Records from a data source:
** begin **

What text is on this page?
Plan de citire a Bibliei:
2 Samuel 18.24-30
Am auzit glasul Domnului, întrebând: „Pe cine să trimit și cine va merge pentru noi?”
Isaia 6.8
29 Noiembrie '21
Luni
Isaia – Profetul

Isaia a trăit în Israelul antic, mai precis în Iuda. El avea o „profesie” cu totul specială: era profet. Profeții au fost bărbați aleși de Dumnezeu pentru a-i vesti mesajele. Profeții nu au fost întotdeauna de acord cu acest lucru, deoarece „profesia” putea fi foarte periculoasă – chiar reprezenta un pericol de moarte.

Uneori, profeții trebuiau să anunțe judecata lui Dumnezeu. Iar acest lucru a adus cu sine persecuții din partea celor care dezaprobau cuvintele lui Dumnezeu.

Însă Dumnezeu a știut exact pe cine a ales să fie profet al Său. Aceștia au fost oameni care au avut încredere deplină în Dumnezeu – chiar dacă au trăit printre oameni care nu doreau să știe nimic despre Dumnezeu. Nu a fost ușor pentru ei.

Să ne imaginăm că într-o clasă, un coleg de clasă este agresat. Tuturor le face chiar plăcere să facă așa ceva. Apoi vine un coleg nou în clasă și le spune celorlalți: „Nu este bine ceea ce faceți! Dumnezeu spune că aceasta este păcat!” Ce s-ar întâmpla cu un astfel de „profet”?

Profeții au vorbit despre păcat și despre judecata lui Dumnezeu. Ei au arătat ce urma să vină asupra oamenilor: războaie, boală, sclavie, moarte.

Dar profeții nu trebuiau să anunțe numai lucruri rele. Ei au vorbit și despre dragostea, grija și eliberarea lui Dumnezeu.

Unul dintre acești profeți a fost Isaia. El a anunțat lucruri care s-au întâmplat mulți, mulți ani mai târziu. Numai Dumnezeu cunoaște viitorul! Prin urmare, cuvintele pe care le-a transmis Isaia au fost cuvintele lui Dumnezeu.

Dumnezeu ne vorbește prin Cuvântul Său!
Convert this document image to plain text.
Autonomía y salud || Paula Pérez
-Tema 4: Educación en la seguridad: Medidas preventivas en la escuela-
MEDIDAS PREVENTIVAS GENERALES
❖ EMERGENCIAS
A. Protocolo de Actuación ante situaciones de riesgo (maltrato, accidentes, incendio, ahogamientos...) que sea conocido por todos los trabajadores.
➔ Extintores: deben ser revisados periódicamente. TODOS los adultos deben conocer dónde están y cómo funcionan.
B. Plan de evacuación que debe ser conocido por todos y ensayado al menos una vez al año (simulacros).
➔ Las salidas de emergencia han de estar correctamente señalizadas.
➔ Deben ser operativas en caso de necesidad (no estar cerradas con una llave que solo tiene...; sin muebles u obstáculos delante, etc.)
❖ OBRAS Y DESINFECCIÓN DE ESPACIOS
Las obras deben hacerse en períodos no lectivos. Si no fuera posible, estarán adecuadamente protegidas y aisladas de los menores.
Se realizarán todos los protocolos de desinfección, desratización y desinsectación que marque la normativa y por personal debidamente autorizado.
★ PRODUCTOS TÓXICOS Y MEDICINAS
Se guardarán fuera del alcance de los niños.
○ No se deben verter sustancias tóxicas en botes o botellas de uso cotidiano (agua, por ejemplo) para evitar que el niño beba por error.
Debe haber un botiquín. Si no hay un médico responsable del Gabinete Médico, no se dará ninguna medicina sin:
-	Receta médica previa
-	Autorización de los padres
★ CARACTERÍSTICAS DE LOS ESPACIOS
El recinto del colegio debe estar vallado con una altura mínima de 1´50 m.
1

** end **

Pull out the lines above in which the word "ESPACIOS" appears.

# EXERCISE SOLUTION
❖ OBRAS Y DESINFECCIÓN DE ESPACIOS
★ CARACTERÍSTICAS DE LOS ESPACIOS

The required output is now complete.